(Stored items from a collection)
--- Begin ---

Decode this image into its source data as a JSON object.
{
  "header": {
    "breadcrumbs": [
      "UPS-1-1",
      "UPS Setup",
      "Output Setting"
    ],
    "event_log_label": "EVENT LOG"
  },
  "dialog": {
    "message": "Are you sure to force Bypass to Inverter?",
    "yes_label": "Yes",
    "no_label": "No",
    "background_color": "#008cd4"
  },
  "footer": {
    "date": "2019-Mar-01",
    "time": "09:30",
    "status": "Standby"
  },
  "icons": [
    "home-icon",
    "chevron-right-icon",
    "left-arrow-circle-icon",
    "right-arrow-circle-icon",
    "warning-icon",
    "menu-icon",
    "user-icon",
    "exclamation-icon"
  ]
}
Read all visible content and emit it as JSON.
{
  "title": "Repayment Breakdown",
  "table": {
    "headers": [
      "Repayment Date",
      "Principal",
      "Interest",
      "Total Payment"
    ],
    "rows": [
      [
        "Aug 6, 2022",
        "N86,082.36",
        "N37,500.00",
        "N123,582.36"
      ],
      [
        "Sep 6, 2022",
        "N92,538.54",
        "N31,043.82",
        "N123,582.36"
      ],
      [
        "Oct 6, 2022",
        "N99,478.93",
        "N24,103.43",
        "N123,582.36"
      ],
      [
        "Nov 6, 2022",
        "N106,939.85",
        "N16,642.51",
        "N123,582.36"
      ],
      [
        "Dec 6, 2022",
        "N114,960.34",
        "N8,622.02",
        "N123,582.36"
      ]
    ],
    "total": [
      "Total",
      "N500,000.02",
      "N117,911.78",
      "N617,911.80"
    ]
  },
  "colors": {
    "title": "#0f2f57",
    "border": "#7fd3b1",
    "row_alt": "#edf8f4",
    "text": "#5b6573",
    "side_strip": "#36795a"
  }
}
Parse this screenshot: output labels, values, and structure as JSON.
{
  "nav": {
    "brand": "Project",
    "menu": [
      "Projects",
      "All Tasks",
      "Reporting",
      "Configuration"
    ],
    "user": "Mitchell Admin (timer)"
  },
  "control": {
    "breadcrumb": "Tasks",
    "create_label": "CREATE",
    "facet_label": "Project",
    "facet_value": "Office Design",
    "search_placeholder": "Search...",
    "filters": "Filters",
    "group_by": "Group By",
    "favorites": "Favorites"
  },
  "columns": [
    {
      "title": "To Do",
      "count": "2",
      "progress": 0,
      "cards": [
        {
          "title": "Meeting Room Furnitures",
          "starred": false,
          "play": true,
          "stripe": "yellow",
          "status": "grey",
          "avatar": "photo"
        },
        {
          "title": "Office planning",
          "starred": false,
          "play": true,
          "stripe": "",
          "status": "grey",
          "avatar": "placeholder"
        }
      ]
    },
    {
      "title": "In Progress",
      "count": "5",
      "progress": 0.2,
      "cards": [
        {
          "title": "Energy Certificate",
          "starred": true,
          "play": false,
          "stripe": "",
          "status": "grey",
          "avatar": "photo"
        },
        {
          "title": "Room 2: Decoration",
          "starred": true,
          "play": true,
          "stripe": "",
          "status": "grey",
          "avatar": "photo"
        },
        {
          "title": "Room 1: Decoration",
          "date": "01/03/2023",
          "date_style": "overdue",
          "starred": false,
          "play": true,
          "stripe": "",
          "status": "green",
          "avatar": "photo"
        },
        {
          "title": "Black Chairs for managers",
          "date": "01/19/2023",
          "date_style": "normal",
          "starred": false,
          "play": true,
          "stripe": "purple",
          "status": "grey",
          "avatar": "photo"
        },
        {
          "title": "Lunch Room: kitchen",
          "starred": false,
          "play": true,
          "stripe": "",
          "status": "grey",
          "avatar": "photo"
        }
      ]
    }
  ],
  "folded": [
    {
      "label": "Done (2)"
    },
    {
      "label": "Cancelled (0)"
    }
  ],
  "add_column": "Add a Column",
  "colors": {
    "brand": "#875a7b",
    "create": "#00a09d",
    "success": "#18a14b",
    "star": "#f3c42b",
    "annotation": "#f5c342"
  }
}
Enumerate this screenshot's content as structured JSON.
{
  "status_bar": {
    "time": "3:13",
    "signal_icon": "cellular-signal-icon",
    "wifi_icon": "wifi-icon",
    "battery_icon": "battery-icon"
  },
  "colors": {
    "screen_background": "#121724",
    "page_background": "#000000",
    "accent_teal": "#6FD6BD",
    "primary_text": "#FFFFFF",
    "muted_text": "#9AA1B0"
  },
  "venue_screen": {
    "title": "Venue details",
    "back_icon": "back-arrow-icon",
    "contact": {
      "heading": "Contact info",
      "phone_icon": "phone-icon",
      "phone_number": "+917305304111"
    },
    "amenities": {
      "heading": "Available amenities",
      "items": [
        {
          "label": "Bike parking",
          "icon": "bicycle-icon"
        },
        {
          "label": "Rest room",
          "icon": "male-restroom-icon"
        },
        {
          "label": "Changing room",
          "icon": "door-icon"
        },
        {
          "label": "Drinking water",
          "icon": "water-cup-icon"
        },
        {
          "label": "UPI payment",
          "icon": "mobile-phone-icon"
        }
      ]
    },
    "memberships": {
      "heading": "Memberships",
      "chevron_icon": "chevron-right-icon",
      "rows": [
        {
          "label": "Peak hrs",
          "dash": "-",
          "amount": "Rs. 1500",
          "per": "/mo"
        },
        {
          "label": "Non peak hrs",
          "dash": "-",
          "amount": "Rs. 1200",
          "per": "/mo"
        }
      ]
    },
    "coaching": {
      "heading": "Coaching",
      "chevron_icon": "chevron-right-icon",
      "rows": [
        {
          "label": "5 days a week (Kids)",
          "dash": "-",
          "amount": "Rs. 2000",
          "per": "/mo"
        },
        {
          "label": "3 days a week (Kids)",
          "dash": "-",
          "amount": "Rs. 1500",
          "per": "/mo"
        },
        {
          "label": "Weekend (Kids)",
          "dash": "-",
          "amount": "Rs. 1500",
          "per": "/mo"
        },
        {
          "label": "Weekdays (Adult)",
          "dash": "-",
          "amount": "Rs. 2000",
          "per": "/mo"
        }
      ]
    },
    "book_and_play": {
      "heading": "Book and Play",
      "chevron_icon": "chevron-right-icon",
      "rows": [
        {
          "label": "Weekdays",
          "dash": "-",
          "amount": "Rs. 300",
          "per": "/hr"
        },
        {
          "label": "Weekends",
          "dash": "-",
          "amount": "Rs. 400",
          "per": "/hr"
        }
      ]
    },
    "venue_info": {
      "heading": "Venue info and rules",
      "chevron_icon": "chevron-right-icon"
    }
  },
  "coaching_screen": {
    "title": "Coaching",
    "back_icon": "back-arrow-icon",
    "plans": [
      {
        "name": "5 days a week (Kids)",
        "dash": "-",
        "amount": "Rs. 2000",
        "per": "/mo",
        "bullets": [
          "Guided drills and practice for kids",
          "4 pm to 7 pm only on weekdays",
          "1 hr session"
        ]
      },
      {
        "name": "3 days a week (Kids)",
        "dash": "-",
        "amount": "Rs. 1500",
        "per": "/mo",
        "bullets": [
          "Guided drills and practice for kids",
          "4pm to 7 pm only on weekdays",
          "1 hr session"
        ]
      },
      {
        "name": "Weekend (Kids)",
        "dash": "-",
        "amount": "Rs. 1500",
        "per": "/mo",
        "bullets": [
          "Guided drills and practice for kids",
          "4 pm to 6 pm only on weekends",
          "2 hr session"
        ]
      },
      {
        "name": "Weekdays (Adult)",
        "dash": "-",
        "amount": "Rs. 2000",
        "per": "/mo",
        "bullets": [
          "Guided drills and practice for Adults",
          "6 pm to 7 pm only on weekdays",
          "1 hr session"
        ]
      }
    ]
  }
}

--- End ---

■ **WHAT IS EXPECTED**: Copy out each record exactly as given, omitting none.

■ **CORRECT RESULT**:
Decode this image into its source data as a JSON object.
{
  "header": {
    "breadcrumbs": [
      "UPS-1-1",
      "UPS Setup",
      "Output Setting"
    ],
    "event_log_label": "EVENT LOG"
  },
  "dialog": {
    "message": "Are you sure to force Bypass to Inverter?",
    "yes_label": "Yes",
    "no_label": "No",
    "background_color": "#008cd4"
  },
  "footer": {
    "date": "2019-Mar-01",
    "time": "09:30",
    "status": "Standby"
  },
  "icons": [
    "home-icon",
    "chevron-right-icon",
    "left-arrow-circle-icon",
    "right-arrow-circle-icon",
    "warning-icon",
    "menu-icon",
    "user-icon",
    "exclamation-icon"
  ]
}
Read all visible content and emit it as JSON.
{
  "title": "Repayment Breakdown",
  "table": {
    "headers": [
      "Repayment Date",
      "Principal",
      "Interest",
      "Total Payment"
    ],
    "rows": [
      [
        "Aug 6, 2022",
        "N86,082.36",
        "N37,500.00",
        "N123,582.36"
      ],
      [
        "Sep 6, 2022",
        "N92,538.54",
        "N31,043.82",
        "N123,582.36"
      ],
      [
        "Oct 6, 2022",
        "N99,478.93",
        "N24,103.43",
        "N123,582.36"
      ],
      [
        "Nov 6, 2022",
        "N106,939.85",
        "N16,642.51",
        "N123,582.36"
      ],
      [
        "Dec 6, 2022",
        "N114,960.34",
        "N8,622.02",
        "N123,582.36"
      ]
    ],
    "total": [
      "Total",
      "N500,000.02",
      "N117,911.78",
      "N617,911.80"
    ]
  },
  "colors": {
    "title": "#0f2f57",
    "border": "#7fd3b1",
    "row_alt": "#edf8f4",
    "text": "#5b6573",
    "side_strip": "#36795a"
  }
}
Parse this screenshot: output labels, values, and structure as JSON.
{
  "nav": {
    "brand": "Project",
    "menu": [
      "Projects",
      "All Tasks",
      "Reporting",
      "Configuration"
    ],
    "user": "Mitchell Admin (timer)"
  },
  "control": {
    "breadcrumb": "Tasks",
    "create_label": "CREATE",
    "facet_label": "Project",
    "facet_value": "Office Design",
    "search_placeholder": "Search...",
    "filters": "Filters",
    "group_by": "Group By",
    "favorites": "Favorites"
  },
  "columns": [
    {
      "title": "To Do",
      "count": "2",
      "progress": 0,
      "cards": [
        {
          "title": "Meeting Room Furnitures",
          "starred": false,
          "play": true,
          "stripe": "yellow",
          "status": "grey",
          "avatar": "photo"
        },
        {
          "title": "Office planning",
          "starred": false,
          "play": true,
          "stripe": "",
          "status": "grey",
          "avatar": "placeholder"
        }
      ]
    },
    {
      "title": "In Progress",
      "count": "5",
      "progress": 0.2,
      "cards": [
        {
          "title": "Energy Certificate",
          "starred": true,
          "play": false,
          "stripe": "",
          "status": "grey",
          "avatar": "photo"
        },
        {
          "title": "Room 2: Decoration",
          "starred": true,
          "play": true,
          "stripe": "",
          "status": "grey",
          "avatar": "photo"
        },
        {
          "title": "Room 1: Decoration",
          "date": "01/03/2023",
          "date_style": "overdue",
          "starred": false,
          "play": true,
          "stripe": "",
          "status": "green",
          "avatar": "photo"
        },
        {
          "title": "Black Chairs for managers",
          "date": "01/19/2023",
          "date_style": "normal",
          "starred": false,
          "play": true,
          "stripe": "purple",
          "status": "grey",
          "avatar": "photo"
        },
        {
          "title": "Lunch Room: kitchen",
          "starred": false,
          "play": true,
          "stripe": "",
          "status": "grey",
          "avatar": "photo"
        }
      ]
    }
  ],
  "folded": [
    {
      "label": "Done (2)"
    },
    {
      "label": "Cancelled (0)"
    }
  ],
  "add_column": "Add a Column",
  "colors": {
    "brand": "#875a7b",
    "create": "#00a09d",
    "success": "#18a14b",
    "star": "#f3c42b",
    "annotation": "#f5c342"
  }
}
Enumerate this screenshot's content as structured JSON.
{
  "status_bar": {
    "time": "3:13",
    "signal_icon": "cellular-signal-icon",
    "wifi_icon": "wifi-icon",
    "battery_icon": "battery-icon"
  },
  "colors": {
    "screen_background": "#121724",
    "page_background": "#000000",
    "accent_teal": "#6FD6BD",
    "primary_text": "#FFFFFF",
    "muted_text": "#9AA1B0"
  },
  "venue_screen": {
    "title": "Venue details",
    "back_icon": "back-arrow-icon",
    "contact": {
      "heading": "Contact info",
      "phone_icon": "phone-icon",
      "phone_number": "+917305304111"
    },
    "amenities": {
      "heading": "Available amenities",
      "items": [
        {
          "label": "Bike parking",
          "icon": "bicycle-icon"
        },
        {
          "label": "Rest room",
          "icon": "male-restroom-icon"
        },
        {
          "label": "Changing room",
          "icon": "door-icon"
        },
        {
          "label": "Drinking water",
          "icon": "water-cup-icon"
        },
        {
          "label": "UPI payment",
          "icon": "mobile-phone-icon"
        }
      ]
    },
    "memberships": {
      "heading": "Memberships",
      "chevron_icon": "chevron-right-icon",
      "rows": [
        {
          "label": "Peak hrs",
          "dash": "-",
          "amount": "Rs. 1500",
          "per": "/mo"
        },
        {
          "label": "Non peak hrs",
          "dash": "-",
          "amount": "Rs. 1200",
          "per": "/mo"
        }
      ]
    },
    "coaching": {
      "heading": "Coaching",
      "chevron_icon": "chevron-right-icon",
      "rows": [
        {
          "label": "5 days a week (Kids)",
          "dash": "-",
          "amount": "Rs. 2000",
          "per": "/mo"
        },
        {
          "label": "3 days a week (Kids)",
          "dash": "-",
          "amount": "Rs. 1500",
          "per": "/mo"
        },
        {
          "label": "Weekend (Kids)",
          "dash": "-",
          "amount": "Rs. 1500",
          "per": "/mo"
        },
        {
          "label": "Weekdays (Adult)",
          "dash": "-",
          "amount": "Rs. 2000",
          "per": "/mo"
        }
      ]
    },
    "book_and_play": {
      "heading": "Book and Play",
      "chevron_icon": "chevron-right-icon",
      "rows": [
        {
          "label": "Weekdays",
          "dash": "-",
          "amount": "Rs. 300",
          "per": "/hr"
        },
        {
          "label": "Weekends",
          "dash": "-",
          "amount": "Rs. 400",
          "per": "/hr"
        }
      ]
    },
    "venue_info": {
      "heading": "Venue info and rules",
      "chevron_icon": "chevron-right-icon"
    }
  },
  "coaching_screen": {
    "title": "Coaching",
    "back_icon": "back-arrow-icon",
    "plans": [
      {
        "name": "5 days a week (Kids)",
        "dash": "-",
        "amount": "Rs. 2000",
        "per": "/mo",
        "bullets": [
          "Guided drills and practice for kids",
          "4 pm to 7 pm only on weekdays",
          "1 hr session"
        ]
      },
      {
        "name": "3 days a week (Kids)",
        "dash": "-",
        "amount": "Rs. 1500",
        "per": "/mo",
        "bullets": [
          "Guided drills and practice for kids",
          "4pm to 7 pm only on weekdays",
          "1 hr session"
        ]
      },
      {
        "name": "Weekend (Kids)",
        "dash": "-",
        "amount": "Rs. 1500",
        "per": "/mo",
        "bullets": [
          "Guided drills and practice for kids",
          "4 pm to 6 pm only on weekends",
          "2 hr session"
        ]
      },
      {
        "name": "Weekdays (Adult)",
        "dash": "-",
        "amount": "Rs. 2000",
        "per": "/mo",
        "bullets": [
          "Guided drills and practice for Adults",
          "6 pm to 7 pm only on weekdays",
          "1 hr session"
        ]
      }
    ]
  }
}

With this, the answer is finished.